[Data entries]
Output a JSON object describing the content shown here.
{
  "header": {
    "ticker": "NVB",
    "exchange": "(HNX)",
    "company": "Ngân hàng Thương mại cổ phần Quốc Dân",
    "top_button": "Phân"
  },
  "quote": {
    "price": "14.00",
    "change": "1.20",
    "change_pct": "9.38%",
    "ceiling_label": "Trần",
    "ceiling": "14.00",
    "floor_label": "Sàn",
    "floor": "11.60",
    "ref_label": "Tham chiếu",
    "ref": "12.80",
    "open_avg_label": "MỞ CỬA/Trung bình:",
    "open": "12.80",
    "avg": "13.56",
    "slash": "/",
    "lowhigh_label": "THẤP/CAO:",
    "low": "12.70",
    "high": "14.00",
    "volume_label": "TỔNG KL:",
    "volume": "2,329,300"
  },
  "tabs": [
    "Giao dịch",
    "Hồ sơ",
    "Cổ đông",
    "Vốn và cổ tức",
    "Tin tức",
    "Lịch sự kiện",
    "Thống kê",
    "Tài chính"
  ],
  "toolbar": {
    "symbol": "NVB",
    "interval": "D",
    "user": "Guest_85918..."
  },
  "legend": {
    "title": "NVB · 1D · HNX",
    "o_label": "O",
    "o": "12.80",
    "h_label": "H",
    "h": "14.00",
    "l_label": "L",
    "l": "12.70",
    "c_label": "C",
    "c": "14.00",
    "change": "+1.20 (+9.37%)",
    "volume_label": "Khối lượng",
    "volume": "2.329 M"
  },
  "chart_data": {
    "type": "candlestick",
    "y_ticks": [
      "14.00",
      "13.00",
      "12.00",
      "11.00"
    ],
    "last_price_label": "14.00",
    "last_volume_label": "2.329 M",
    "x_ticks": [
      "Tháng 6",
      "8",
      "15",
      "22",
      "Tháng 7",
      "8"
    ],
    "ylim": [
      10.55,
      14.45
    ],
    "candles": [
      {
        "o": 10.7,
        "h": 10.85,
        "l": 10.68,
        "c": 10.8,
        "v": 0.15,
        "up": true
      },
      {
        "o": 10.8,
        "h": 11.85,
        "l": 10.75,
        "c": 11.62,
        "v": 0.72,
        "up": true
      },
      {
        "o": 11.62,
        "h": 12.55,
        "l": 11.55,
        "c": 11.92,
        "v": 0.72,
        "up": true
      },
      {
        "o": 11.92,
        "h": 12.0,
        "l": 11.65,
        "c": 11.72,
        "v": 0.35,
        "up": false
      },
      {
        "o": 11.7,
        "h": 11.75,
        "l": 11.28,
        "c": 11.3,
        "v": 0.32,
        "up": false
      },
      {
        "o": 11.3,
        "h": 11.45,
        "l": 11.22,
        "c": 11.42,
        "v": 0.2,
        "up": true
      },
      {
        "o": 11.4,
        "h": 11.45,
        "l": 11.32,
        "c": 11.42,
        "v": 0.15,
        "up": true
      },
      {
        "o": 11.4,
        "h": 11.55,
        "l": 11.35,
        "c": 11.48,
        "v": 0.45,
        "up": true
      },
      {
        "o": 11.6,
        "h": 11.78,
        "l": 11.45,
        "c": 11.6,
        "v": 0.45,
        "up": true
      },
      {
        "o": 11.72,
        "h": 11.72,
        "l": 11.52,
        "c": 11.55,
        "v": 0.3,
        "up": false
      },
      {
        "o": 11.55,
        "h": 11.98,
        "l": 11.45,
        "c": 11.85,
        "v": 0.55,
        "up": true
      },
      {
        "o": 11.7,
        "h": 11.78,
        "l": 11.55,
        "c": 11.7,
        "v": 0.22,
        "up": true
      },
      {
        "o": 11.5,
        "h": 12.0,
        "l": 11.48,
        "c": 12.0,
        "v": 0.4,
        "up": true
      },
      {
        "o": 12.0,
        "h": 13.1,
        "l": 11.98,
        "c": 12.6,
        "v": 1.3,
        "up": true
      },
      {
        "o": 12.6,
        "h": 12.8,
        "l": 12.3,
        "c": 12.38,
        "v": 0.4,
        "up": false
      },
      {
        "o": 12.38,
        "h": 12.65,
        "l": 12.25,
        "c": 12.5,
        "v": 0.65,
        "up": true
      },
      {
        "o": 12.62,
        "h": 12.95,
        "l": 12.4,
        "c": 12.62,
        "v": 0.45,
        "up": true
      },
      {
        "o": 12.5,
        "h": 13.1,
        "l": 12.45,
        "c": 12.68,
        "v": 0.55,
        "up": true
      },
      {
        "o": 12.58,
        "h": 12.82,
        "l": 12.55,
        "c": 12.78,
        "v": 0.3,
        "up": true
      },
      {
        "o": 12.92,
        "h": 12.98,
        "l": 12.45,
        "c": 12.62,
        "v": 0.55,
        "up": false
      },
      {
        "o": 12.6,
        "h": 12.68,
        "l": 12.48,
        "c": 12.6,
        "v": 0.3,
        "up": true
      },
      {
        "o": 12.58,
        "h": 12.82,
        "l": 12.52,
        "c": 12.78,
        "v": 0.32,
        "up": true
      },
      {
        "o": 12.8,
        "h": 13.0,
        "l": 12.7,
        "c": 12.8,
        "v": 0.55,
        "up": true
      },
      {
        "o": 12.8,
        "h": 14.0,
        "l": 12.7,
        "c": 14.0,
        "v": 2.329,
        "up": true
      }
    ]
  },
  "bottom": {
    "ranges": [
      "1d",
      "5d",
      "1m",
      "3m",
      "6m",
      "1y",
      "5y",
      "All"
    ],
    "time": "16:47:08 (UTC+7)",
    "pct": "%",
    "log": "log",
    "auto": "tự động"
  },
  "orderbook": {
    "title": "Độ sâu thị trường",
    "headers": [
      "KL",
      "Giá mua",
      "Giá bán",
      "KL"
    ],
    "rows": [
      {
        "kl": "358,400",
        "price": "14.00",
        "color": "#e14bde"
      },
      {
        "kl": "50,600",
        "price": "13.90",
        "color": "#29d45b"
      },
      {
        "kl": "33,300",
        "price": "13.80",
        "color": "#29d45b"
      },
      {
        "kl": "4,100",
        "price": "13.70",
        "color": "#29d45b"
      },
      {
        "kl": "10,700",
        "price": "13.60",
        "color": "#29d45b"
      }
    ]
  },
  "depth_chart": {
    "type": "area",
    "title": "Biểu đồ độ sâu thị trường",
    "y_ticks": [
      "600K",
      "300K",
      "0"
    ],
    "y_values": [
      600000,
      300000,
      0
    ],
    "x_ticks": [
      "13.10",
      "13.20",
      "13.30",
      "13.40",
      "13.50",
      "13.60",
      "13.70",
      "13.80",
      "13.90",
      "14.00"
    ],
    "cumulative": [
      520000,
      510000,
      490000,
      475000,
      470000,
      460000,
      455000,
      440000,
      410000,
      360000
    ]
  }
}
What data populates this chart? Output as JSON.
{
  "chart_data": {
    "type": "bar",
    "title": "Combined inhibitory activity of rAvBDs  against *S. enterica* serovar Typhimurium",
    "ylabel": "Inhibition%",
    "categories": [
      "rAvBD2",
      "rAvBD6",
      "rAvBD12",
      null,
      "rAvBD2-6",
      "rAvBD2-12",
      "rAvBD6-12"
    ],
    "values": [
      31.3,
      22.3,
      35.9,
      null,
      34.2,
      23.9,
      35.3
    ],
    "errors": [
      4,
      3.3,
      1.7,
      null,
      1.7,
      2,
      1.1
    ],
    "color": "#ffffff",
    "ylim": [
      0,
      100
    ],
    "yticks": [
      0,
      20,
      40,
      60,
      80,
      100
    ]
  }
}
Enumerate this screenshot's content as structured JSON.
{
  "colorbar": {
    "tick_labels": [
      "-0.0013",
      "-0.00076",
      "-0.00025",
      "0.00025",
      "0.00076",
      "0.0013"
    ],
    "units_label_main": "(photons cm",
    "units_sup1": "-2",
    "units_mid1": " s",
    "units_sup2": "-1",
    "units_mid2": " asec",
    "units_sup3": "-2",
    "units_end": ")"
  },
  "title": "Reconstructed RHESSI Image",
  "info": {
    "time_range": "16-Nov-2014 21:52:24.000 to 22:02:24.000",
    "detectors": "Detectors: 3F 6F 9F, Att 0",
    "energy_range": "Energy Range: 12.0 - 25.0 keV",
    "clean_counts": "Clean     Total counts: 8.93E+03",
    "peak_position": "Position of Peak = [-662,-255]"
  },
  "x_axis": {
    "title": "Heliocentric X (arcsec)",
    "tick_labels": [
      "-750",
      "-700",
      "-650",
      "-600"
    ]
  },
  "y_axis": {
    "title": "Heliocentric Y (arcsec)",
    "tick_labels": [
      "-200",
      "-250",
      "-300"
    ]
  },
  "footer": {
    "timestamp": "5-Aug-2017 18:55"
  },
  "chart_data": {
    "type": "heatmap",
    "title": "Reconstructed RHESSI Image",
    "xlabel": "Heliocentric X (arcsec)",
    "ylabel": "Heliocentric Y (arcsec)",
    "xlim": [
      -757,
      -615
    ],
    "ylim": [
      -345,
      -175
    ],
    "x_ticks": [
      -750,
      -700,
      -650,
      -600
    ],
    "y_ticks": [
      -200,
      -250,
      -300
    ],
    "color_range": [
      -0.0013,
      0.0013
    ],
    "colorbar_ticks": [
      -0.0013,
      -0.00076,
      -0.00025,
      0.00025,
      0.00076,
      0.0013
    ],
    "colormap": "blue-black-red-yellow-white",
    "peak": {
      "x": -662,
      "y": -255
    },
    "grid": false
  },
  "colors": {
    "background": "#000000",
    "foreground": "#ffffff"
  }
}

Instruction:
Using the data above, say how many lines include "JSON". No other reply is needed.

Response:
3